(Items from a figure collection)

---*---

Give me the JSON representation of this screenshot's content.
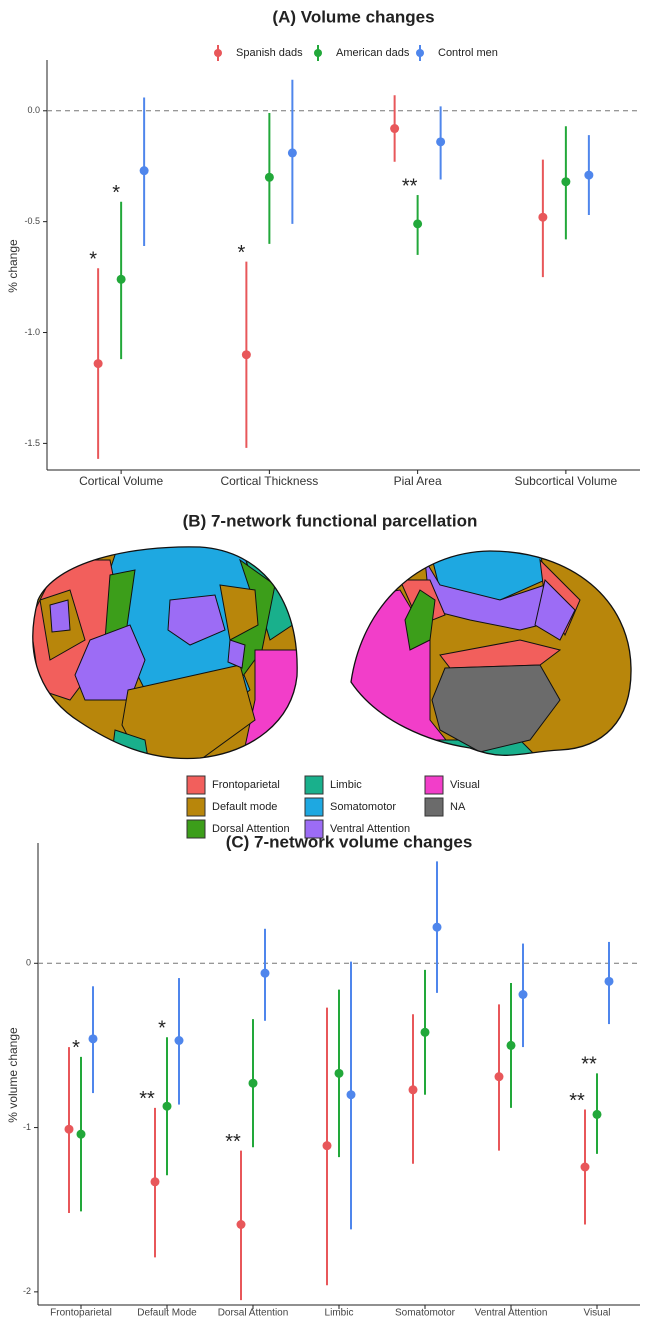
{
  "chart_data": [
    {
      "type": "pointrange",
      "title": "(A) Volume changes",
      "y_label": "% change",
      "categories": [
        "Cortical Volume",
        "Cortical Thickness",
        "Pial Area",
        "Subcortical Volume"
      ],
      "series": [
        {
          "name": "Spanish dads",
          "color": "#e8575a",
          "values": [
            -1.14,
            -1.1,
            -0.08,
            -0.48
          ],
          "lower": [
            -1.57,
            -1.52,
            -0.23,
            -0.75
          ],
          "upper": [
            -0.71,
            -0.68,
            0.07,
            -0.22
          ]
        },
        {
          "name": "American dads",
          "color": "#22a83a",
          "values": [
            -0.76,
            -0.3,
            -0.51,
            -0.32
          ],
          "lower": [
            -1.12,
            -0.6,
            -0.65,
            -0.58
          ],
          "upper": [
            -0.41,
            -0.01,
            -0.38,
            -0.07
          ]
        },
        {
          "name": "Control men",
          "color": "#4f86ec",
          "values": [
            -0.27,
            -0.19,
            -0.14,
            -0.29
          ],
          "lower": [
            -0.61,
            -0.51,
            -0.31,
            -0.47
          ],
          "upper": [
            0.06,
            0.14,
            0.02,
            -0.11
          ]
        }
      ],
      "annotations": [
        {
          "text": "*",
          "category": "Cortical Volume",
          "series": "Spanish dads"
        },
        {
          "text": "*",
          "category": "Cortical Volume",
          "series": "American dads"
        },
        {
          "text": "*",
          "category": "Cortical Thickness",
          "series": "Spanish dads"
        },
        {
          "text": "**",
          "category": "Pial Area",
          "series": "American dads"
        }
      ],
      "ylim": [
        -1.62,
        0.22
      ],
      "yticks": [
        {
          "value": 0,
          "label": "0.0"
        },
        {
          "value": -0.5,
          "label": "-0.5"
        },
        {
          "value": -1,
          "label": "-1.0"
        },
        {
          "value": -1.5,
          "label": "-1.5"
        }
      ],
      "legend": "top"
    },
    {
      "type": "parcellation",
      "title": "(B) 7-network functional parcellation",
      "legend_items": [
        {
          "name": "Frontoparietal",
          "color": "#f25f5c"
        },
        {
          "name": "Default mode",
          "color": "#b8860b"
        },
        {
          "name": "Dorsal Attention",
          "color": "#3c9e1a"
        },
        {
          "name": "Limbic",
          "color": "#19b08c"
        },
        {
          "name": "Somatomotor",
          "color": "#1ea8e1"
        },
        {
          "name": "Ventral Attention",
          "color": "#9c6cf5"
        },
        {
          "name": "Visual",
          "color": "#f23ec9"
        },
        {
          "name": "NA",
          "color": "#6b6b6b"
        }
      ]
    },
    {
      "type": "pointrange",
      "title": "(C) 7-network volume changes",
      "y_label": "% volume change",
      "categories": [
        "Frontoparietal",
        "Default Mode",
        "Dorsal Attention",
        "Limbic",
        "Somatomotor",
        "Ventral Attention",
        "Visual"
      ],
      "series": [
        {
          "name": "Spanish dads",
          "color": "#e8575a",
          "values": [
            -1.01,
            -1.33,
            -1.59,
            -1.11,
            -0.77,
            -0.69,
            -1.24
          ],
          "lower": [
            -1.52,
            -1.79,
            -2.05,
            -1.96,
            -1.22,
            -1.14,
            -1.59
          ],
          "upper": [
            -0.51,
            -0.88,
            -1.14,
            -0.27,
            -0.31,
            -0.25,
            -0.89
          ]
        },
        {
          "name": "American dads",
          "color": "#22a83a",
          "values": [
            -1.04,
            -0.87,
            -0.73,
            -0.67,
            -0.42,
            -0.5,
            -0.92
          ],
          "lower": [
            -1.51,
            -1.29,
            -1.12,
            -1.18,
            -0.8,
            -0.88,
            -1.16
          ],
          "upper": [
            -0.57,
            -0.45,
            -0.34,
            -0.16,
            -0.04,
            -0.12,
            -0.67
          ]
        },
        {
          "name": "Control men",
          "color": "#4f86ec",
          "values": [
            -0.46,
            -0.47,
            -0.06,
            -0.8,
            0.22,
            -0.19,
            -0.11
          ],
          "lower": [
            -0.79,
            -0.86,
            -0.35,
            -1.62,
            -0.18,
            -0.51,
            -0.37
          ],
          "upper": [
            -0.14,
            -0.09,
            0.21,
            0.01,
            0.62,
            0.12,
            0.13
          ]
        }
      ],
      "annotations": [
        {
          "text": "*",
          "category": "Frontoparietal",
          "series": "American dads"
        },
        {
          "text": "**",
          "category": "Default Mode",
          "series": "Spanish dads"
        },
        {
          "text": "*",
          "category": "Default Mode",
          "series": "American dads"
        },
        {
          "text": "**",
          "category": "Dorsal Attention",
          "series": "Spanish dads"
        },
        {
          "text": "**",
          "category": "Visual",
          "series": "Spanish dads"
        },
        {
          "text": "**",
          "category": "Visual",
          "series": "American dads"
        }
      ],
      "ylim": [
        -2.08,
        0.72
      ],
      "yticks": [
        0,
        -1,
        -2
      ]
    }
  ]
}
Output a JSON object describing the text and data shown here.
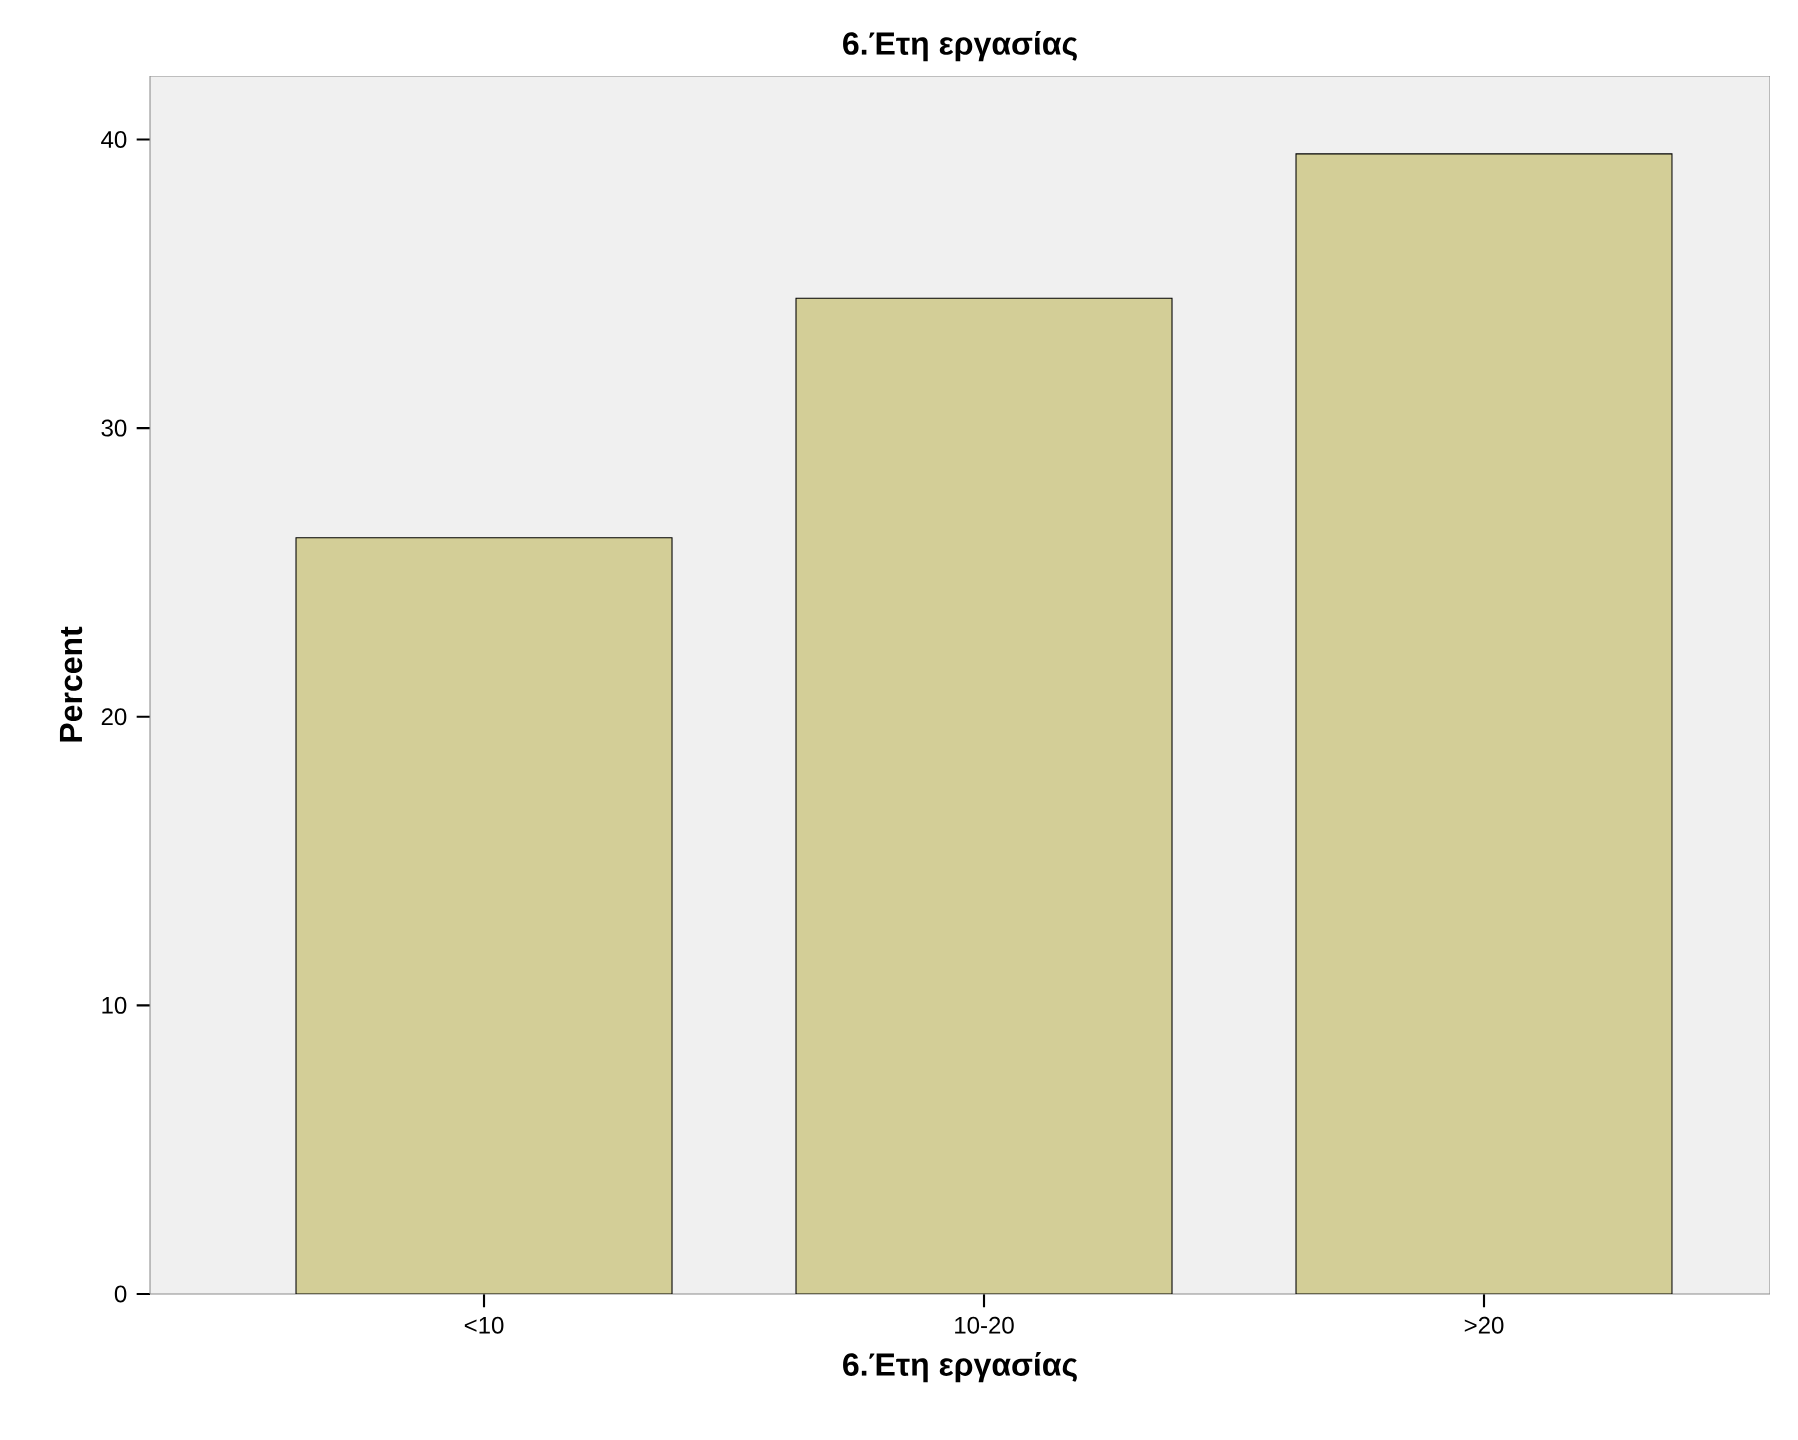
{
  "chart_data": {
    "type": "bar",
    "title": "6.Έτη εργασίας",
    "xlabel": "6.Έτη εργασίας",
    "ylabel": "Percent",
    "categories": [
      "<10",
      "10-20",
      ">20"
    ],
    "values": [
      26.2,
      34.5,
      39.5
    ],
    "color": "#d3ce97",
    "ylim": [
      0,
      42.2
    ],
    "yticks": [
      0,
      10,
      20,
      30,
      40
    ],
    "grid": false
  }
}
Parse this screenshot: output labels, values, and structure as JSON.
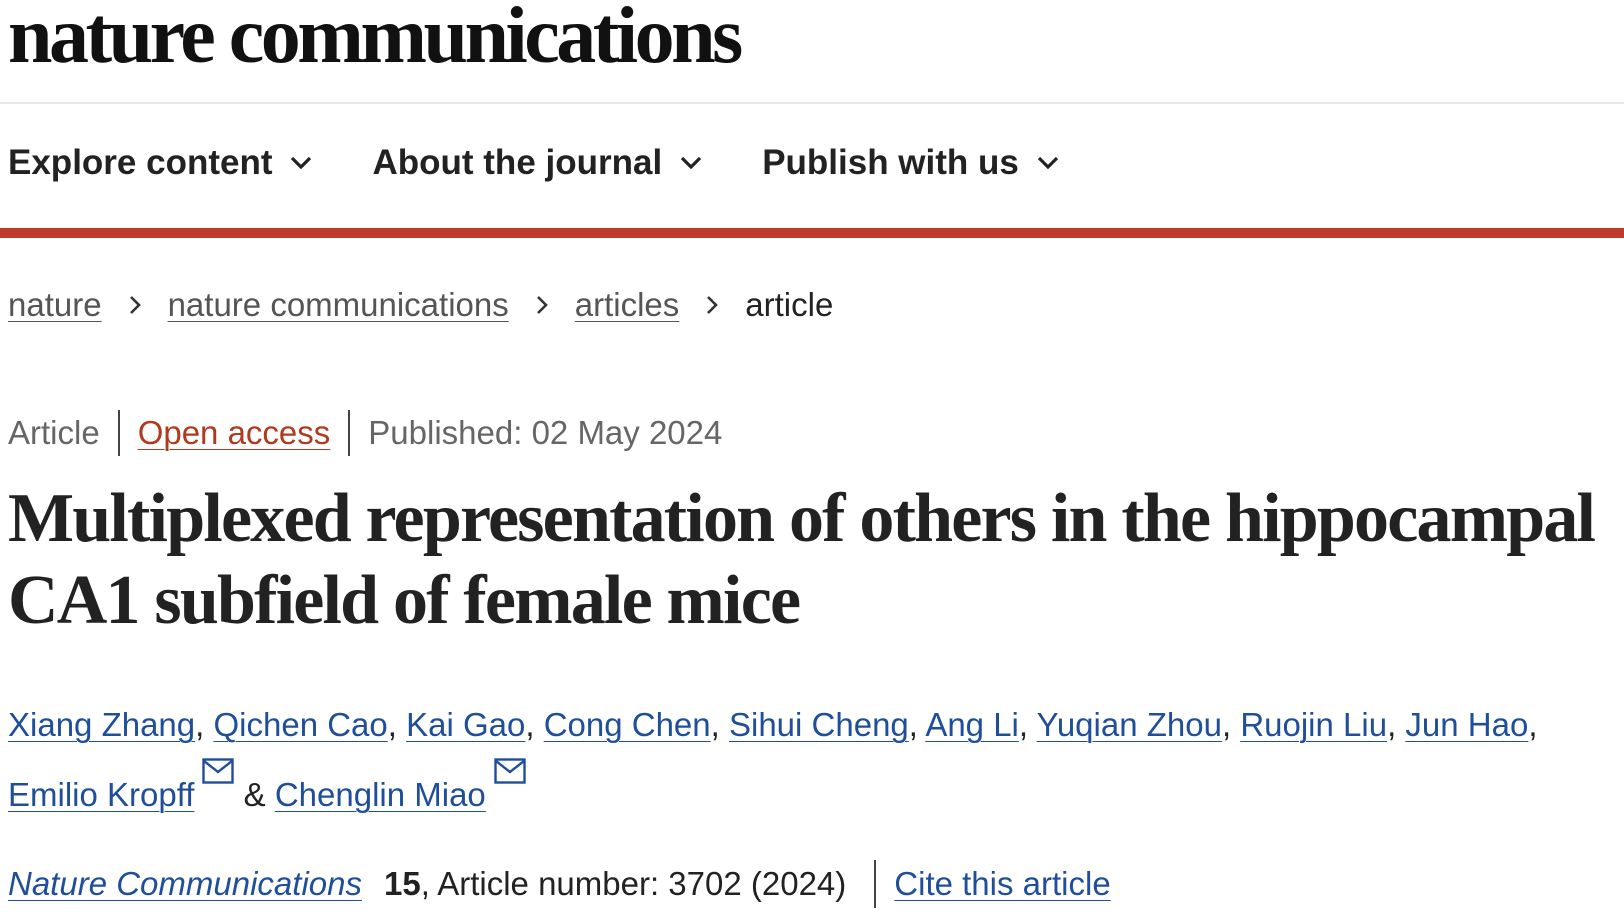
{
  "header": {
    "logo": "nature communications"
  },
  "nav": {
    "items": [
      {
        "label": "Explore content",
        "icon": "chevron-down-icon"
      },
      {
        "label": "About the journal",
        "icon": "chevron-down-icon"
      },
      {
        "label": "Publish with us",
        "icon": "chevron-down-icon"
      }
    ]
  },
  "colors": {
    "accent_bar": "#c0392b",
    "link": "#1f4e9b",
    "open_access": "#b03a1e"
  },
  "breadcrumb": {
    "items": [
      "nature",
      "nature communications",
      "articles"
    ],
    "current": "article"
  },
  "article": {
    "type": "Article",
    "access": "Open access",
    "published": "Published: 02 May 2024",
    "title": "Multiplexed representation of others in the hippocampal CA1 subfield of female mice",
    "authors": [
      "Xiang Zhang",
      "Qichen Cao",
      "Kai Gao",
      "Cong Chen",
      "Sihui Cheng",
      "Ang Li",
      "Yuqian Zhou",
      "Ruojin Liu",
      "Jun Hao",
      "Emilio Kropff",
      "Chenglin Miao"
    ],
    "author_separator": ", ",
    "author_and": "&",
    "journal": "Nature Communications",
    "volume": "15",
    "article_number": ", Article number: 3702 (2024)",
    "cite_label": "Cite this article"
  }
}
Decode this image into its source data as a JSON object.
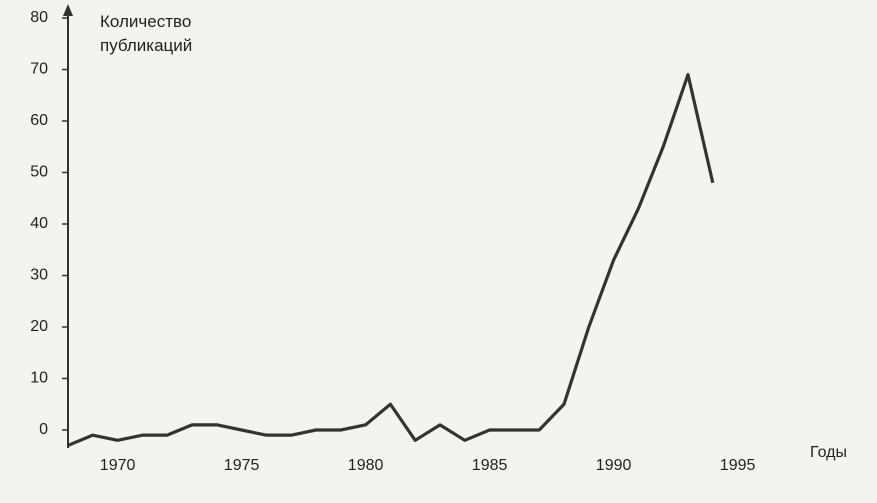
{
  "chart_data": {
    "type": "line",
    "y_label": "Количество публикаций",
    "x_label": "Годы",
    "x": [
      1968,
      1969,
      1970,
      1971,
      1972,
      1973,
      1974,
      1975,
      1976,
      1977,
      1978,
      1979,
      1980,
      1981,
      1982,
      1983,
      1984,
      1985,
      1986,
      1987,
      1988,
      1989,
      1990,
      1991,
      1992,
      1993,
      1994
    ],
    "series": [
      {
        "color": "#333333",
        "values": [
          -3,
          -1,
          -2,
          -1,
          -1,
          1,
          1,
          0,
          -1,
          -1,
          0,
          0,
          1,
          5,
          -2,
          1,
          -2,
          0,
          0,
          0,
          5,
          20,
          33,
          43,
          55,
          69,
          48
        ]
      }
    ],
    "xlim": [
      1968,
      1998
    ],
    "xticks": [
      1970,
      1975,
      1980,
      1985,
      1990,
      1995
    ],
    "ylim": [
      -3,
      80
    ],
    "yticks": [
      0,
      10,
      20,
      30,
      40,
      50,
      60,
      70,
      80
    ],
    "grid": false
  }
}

---*---

▶ Objective: Only lines holding the string "parcellation" are wanted; gather each one from the entries above.

▶ Reply:
      "type": "parcellation",
      "title": "(B) 7-network functional parcellation",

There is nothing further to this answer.